* _SOURCE DATA_:
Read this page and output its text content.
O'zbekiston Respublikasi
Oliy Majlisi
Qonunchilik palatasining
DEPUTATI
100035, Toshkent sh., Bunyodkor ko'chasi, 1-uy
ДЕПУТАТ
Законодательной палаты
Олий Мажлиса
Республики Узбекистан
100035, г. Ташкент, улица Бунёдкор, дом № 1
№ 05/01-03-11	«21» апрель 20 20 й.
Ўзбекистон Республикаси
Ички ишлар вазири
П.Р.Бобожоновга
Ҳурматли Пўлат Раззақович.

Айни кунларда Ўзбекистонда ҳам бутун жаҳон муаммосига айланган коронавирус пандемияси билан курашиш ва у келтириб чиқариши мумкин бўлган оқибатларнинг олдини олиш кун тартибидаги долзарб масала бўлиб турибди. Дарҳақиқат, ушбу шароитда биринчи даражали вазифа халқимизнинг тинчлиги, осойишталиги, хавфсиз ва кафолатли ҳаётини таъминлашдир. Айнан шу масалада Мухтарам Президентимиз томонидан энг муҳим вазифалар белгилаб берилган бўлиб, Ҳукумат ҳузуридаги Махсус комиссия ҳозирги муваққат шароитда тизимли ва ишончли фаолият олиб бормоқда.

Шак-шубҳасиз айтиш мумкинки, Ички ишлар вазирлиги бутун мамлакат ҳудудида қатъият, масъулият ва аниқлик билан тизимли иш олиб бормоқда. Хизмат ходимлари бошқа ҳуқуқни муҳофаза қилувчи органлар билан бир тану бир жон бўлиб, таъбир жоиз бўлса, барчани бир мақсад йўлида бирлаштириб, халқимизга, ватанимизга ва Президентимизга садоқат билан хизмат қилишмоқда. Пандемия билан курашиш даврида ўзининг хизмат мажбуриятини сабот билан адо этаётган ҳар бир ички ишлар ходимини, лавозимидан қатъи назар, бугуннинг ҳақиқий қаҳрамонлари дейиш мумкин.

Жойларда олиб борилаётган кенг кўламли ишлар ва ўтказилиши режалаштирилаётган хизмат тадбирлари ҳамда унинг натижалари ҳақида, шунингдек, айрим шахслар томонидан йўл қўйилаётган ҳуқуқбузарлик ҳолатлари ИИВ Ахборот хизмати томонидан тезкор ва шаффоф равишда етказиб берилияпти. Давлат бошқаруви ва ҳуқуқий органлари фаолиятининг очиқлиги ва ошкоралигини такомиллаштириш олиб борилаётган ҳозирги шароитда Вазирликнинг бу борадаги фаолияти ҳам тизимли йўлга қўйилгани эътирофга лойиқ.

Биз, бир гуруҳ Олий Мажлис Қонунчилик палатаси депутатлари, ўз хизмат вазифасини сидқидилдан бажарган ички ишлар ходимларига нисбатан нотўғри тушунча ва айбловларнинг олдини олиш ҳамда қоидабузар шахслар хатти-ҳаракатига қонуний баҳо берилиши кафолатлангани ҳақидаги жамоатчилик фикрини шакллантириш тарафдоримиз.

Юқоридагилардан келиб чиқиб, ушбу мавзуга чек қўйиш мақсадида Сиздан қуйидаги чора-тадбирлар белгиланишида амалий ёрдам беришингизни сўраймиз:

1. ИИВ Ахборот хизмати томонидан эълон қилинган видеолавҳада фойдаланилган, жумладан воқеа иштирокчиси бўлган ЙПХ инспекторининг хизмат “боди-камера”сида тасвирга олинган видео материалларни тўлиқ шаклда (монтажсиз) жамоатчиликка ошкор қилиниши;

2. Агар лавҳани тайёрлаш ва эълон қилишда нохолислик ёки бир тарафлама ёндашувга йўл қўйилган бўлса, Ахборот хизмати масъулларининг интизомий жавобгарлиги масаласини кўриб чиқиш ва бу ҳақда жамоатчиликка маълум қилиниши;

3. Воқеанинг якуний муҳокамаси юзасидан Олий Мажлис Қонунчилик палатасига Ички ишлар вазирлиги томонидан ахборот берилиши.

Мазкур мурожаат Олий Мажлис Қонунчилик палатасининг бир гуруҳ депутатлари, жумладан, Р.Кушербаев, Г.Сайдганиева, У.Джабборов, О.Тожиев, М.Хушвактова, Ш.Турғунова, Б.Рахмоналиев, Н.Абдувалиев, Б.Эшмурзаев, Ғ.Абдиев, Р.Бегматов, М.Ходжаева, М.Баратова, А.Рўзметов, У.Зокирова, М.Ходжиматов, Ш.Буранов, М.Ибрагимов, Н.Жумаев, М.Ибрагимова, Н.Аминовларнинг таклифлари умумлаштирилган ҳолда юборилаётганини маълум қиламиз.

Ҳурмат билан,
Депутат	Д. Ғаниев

* _WRITTEN INSTRUCTION_:
Go through the entries and return each line where the word "ҳозирги" appears.

* _WORKED ANSWER_:
Айни кунларда Ўзбекистонда ҳам бутун жаҳон муаммосига айланган коронавирус пандемияси билан курашиш ва у келтириб чиқариши мумкин бўлган оқибатларнинг олдини олиш кун тартибидаги долзарб масала бўлиб турибди. Дарҳақиқат, ушбу шароитда биринчи даражали вазифа халқимизнинг тинчлиги, осойишталиги, хавфсиз ва кафолатли ҳаётини таъминлашдир. Айнан шу масалада Мухтарам Президентимиз томонидан энг муҳим вазифалар белгилаб берилган бўлиб, Ҳукумат ҳузуридаги Махсус комиссия ҳозирги муваққат шароитда тизимли ва ишончли фаолият олиб бормоқда.
Жойларда олиб борилаётган кенг кўламли ишлар ва ўтказилиши режалаштирилаётган хизмат тадбирлари ҳамда унинг натижалари ҳақида, шунингдек, айрим шахслар томонидан йўл қўйилаётган ҳуқуқбузарлик ҳолатлари ИИВ Ахборот хизмати томонидан тезкор ва шаффоф равишда етказиб берилияпти. Давлат бошқаруви ва ҳуқуқий органлари фаолиятининг очиқлиги ва ошкоралигини такомиллаштириш олиб борилаётган ҳозирги шароитда Вазирликнинг бу борадаги фаолияти ҳам тизимли йўлга қўйилгани эътирофга лойиқ.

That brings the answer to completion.